What is needed:
All of the material below is to be repeated exactly.

Raw data:
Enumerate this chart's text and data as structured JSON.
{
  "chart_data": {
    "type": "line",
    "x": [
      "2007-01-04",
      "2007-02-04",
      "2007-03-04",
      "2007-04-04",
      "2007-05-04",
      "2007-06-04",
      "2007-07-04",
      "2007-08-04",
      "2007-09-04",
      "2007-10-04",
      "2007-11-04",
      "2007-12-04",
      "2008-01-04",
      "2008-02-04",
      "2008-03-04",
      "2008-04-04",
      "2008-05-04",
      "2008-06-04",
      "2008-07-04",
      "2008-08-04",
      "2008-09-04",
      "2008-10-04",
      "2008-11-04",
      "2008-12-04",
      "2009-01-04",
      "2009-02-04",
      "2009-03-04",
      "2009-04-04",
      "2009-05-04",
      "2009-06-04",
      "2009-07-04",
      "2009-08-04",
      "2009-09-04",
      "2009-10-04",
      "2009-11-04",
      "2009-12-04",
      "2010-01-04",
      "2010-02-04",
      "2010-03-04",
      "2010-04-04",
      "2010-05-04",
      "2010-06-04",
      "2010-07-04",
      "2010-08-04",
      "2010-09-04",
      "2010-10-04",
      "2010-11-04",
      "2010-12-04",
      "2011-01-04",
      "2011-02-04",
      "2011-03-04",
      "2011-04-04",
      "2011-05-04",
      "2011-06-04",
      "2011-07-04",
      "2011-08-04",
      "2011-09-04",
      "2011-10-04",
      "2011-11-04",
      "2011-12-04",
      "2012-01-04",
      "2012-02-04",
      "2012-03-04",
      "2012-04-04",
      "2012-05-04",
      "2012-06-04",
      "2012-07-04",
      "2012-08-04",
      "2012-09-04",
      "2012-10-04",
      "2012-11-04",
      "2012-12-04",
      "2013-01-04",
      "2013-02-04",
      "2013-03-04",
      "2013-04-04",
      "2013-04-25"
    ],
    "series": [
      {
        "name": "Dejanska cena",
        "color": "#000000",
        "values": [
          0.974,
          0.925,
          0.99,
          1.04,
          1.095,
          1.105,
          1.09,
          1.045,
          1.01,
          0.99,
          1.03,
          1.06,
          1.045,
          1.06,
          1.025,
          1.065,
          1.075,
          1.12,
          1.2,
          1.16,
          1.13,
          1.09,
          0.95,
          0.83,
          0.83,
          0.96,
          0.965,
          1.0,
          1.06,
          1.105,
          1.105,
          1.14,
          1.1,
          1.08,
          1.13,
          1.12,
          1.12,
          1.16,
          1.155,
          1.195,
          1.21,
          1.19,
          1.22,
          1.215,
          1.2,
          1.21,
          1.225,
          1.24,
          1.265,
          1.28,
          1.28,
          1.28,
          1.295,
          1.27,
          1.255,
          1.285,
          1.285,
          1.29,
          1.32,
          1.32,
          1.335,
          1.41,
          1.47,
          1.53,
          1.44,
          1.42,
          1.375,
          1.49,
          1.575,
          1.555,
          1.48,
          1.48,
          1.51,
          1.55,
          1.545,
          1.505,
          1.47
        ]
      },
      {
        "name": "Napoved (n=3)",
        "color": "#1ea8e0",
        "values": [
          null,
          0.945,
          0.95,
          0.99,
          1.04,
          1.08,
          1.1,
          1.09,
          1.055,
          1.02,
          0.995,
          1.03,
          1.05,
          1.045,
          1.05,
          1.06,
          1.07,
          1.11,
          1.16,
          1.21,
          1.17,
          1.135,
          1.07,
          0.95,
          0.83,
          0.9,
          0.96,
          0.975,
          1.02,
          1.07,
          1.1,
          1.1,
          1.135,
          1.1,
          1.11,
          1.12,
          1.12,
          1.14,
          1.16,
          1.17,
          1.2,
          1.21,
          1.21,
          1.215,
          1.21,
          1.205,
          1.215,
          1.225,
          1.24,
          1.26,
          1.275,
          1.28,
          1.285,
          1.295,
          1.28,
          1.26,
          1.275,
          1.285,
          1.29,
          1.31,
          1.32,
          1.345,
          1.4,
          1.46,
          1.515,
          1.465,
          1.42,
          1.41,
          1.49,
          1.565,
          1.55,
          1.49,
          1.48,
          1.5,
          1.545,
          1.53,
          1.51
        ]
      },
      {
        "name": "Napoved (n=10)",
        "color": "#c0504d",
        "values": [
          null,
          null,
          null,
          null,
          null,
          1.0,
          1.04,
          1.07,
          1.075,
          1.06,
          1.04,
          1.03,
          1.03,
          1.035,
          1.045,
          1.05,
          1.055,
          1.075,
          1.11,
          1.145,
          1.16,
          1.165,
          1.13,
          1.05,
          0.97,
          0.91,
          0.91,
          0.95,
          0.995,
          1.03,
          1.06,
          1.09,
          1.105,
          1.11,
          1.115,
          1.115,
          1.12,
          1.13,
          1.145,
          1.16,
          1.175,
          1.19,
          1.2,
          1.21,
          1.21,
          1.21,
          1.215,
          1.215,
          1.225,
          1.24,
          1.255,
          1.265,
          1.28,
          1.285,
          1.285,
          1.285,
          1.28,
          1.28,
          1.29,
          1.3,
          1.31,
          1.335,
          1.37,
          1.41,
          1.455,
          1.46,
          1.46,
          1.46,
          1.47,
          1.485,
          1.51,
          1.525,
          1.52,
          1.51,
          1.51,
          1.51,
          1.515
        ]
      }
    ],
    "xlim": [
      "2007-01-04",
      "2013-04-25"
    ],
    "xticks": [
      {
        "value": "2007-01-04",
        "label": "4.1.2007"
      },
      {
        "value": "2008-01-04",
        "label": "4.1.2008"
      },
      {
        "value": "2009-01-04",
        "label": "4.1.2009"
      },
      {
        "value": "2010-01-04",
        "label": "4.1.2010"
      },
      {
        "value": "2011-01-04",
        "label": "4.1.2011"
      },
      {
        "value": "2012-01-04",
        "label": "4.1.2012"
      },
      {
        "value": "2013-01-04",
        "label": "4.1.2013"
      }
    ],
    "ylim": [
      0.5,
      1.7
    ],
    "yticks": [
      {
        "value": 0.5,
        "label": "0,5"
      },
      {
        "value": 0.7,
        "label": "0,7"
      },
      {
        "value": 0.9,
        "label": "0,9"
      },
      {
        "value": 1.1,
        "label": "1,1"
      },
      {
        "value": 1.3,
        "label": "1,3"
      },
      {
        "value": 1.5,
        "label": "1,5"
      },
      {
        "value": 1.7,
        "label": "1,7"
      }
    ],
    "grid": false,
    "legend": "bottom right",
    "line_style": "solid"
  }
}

Answer:
Enumerate this chart's text and data as structured JSON.
{
  "chart_data": {
    "type": "line",
    "x": [
      "2007-01-04",
      "2007-02-04",
      "2007-03-04",
      "2007-04-04",
      "2007-05-04",
      "2007-06-04",
      "2007-07-04",
      "2007-08-04",
      "2007-09-04",
      "2007-10-04",
      "2007-11-04",
      "2007-12-04",
      "2008-01-04",
      "2008-02-04",
      "2008-03-04",
      "2008-04-04",
      "2008-05-04",
      "2008-06-04",
      "2008-07-04",
      "2008-08-04",
      "2008-09-04",
      "2008-10-04",
      "2008-11-04",
      "2008-12-04",
      "2009-01-04",
      "2009-02-04",
      "2009-03-04",
      "2009-04-04",
      "2009-05-04",
      "2009-06-04",
      "2009-07-04",
      "2009-08-04",
      "2009-09-04",
      "2009-10-04",
      "2009-11-04",
      "2009-12-04",
      "2010-01-04",
      "2010-02-04",
      "2010-03-04",
      "2010-04-04",
      "2010-05-04",
      "2010-06-04",
      "2010-07-04",
      "2010-08-04",
      "2010-09-04",
      "2010-10-04",
      "2010-11-04",
      "2010-12-04",
      "2011-01-04",
      "2011-02-04",
      "2011-03-04",
      "2011-04-04",
      "2011-05-04",
      "2011-06-04",
      "2011-07-04",
      "2011-08-04",
      "2011-09-04",
      "2011-10-04",
      "2011-11-04",
      "2011-12-04",
      "2012-01-04",
      "2012-02-04",
      "2012-03-04",
      "2012-04-04",
      "2012-05-04",
      "2012-06-04",
      "2012-07-04",
      "2012-08-04",
      "2012-09-04",
      "2012-10-04",
      "2012-11-04",
      "2012-12-04",
      "2013-01-04",
      "2013-02-04",
      "2013-03-04",
      "2013-04-04",
      "2013-04-25"
    ],
    "series": [
      {
        "name": "Dejanska cena",
        "color": "#000000",
        "values": [
          0.974,
          0.925,
          0.99,
          1.04,
          1.095,
          1.105,
          1.09,
          1.045,
          1.01,
          0.99,
          1.03,
          1.06,
          1.045,
          1.06,
          1.025,
          1.065,
          1.075,
          1.12,
          1.2,
          1.16,
          1.13,
          1.09,
          0.95,
          0.83,
          0.83,
          0.96,
          0.965,
          1.0,
          1.06,
          1.105,
          1.105,
          1.14,
          1.1,
          1.08,
          1.13,
          1.12,
          1.12,
          1.16,
          1.155,
          1.195,
          1.21,
          1.19,
          1.22,
          1.215,
          1.2,
          1.21,
          1.225,
          1.24,
          1.265,
          1.28,
          1.28,
          1.28,
          1.295,
          1.27,
          1.255,
          1.285,
          1.285,
          1.29,
          1.32,
          1.32,
          1.335,
          1.41,
          1.47,
          1.53,
          1.44,
          1.42,
          1.375,
          1.49,
          1.575,
          1.555,
          1.48,
          1.48,
          1.51,
          1.55,
          1.545,
          1.505,
          1.47
        ]
      },
      {
        "name": "Napoved (n=3)",
        "color": "#1ea8e0",
        "values": [
          null,
          0.945,
          0.95,
          0.99,
          1.04,
          1.08,
          1.1,
          1.09,
          1.055,
          1.02,
          0.995,
          1.03,
          1.05,
          1.045,
          1.05,
          1.06,
          1.07,
          1.11,
          1.16,
          1.21,
          1.17,
          1.135,
          1.07,
          0.95,
          0.83,
          0.9,
          0.96,
          0.975,
          1.02,
          1.07,
          1.1,
          1.1,
          1.135,
          1.1,
          1.11,
          1.12,
          1.12,
          1.14,
          1.16,
          1.17,
          1.2,
          1.21,
          1.21,
          1.215,
          1.21,
          1.205,
          1.215,
          1.225,
          1.24,
          1.26,
          1.275,
          1.28,
          1.285,
          1.295,
          1.28,
          1.26,
          1.275,
          1.285,
          1.29,
          1.31,
          1.32,
          1.345,
          1.4,
          1.46,
          1.515,
          1.465,
          1.42,
          1.41,
          1.49,
          1.565,
          1.55,
          1.49,
          1.48,
          1.5,
          1.545,
          1.53,
          1.51
        ]
      },
      {
        "name": "Napoved (n=10)",
        "color": "#c0504d",
        "values": [
          null,
          null,
          null,
          null,
          null,
          1.0,
          1.04,
          1.07,
          1.075,
          1.06,
          1.04,
          1.03,
          1.03,
          1.035,
          1.045,
          1.05,
          1.055,
          1.075,
          1.11,
          1.145,
          1.16,
          1.165,
          1.13,
          1.05,
          0.97,
          0.91,
          0.91,
          0.95,
          0.995,
          1.03,
          1.06,
          1.09,
          1.105,
          1.11,
          1.115,
          1.115,
          1.12,
          1.13,
          1.145,
          1.16,
          1.175,
          1.19,
          1.2,
          1.21,
          1.21,
          1.21,
          1.215,
          1.215,
          1.225,
          1.24,
          1.255,
          1.265,
          1.28,
          1.285,
          1.285,
          1.285,
          1.28,
          1.28,
          1.29,
          1.3,
          1.31,
          1.335,
          1.37,
          1.41,
          1.455,
          1.46,
          1.46,
          1.46,
          1.47,
          1.485,
          1.51,
          1.525,
          1.52,
          1.51,
          1.51,
          1.51,
          1.515
        ]
      }
    ],
    "xlim": [
      "2007-01-04",
      "2013-04-25"
    ],
    "xticks": [
      {
        "value": "2007-01-04",
        "label": "4.1.2007"
      },
      {
        "value": "2008-01-04",
        "label": "4.1.2008"
      },
      {
        "value": "2009-01-04",
        "label": "4.1.2009"
      },
      {
        "value": "2010-01-04",
        "label": "4.1.2010"
      },
      {
        "value": "2011-01-04",
        "label": "4.1.2011"
      },
      {
        "value": "2012-01-04",
        "label": "4.1.2012"
      },
      {
        "value": "2013-01-04",
        "label": "4.1.2013"
      }
    ],
    "ylim": [
      0.5,
      1.7
    ],
    "yticks": [
      {
        "value": 0.5,
        "label": "0,5"
      },
      {
        "value": 0.7,
        "label": "0,7"
      },
      {
        "value": 0.9,
        "label": "0,9"
      },
      {
        "value": 1.1,
        "label": "1,1"
      },
      {
        "value": 1.3,
        "label": "1,3"
      },
      {
        "value": 1.5,
        "label": "1,5"
      },
      {
        "value": 1.7,
        "label": "1,7"
      }
    ],
    "grid": false,
    "legend": "bottom right",
    "line_style": "solid"
  }
}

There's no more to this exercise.